### [DIRECTIONS FOR THIS TASK]
Below are the records. List every line holding the word "истории".

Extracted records
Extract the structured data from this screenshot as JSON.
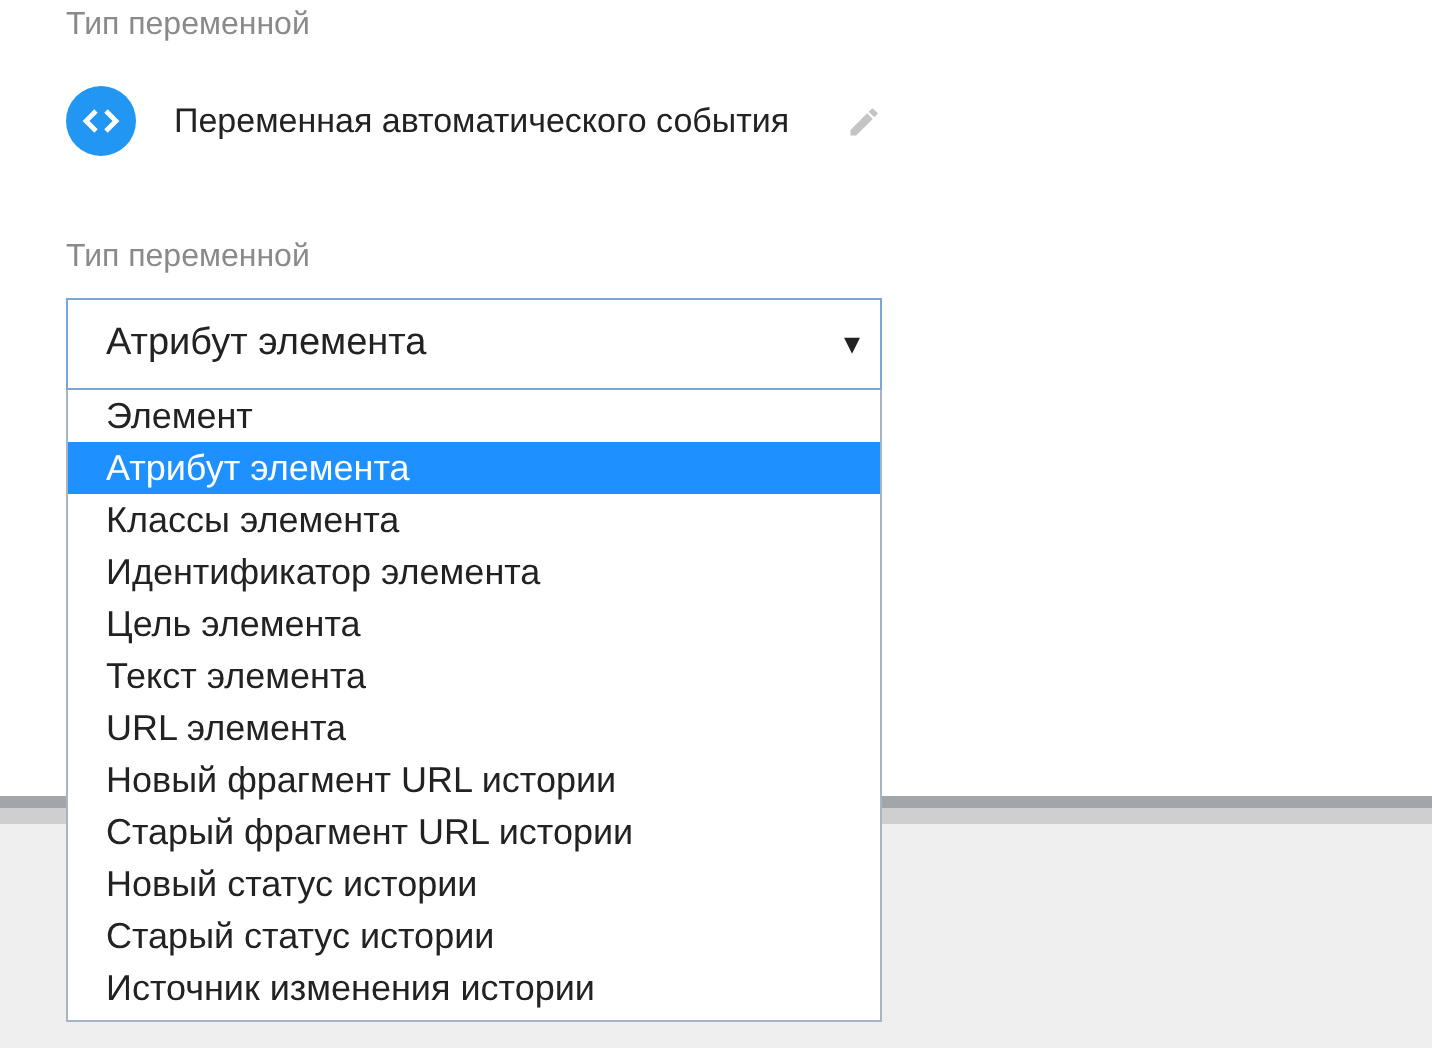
{
  "variable_type": {
    "label": "Тип переменной",
    "name": "Переменная автоматического события"
  },
  "select": {
    "label": "Тип переменной",
    "value": "Атрибут элемента",
    "caret": "▾",
    "expanded": true
  },
  "options": [
    {
      "label": "Элемент",
      "selected": false
    },
    {
      "label": "Атрибут элемента",
      "selected": true
    },
    {
      "label": "Классы элемента",
      "selected": false
    },
    {
      "label": "Идентификатор элемента",
      "selected": false
    },
    {
      "label": "Цель элемента",
      "selected": false
    },
    {
      "label": "Текст элемента",
      "selected": false
    },
    {
      "label": "URL элемента",
      "selected": false
    },
    {
      "label": "Новый фрагмент URL истории",
      "selected": false
    },
    {
      "label": "Старый фрагмент URL истории",
      "selected": false
    },
    {
      "label": "Новый статус истории",
      "selected": false
    },
    {
      "label": "Старый статус истории",
      "selected": false
    },
    {
      "label": "Источник изменения истории",
      "selected": false
    }
  ]
}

### [EXERCISE ANSWER]
      "label": "Новый фрагмент URL истории",
      "label": "Старый фрагмент URL истории",
      "label": "Новый статус истории",
      "label": "Старый статус истории",
      "label": "Источник изменения истории",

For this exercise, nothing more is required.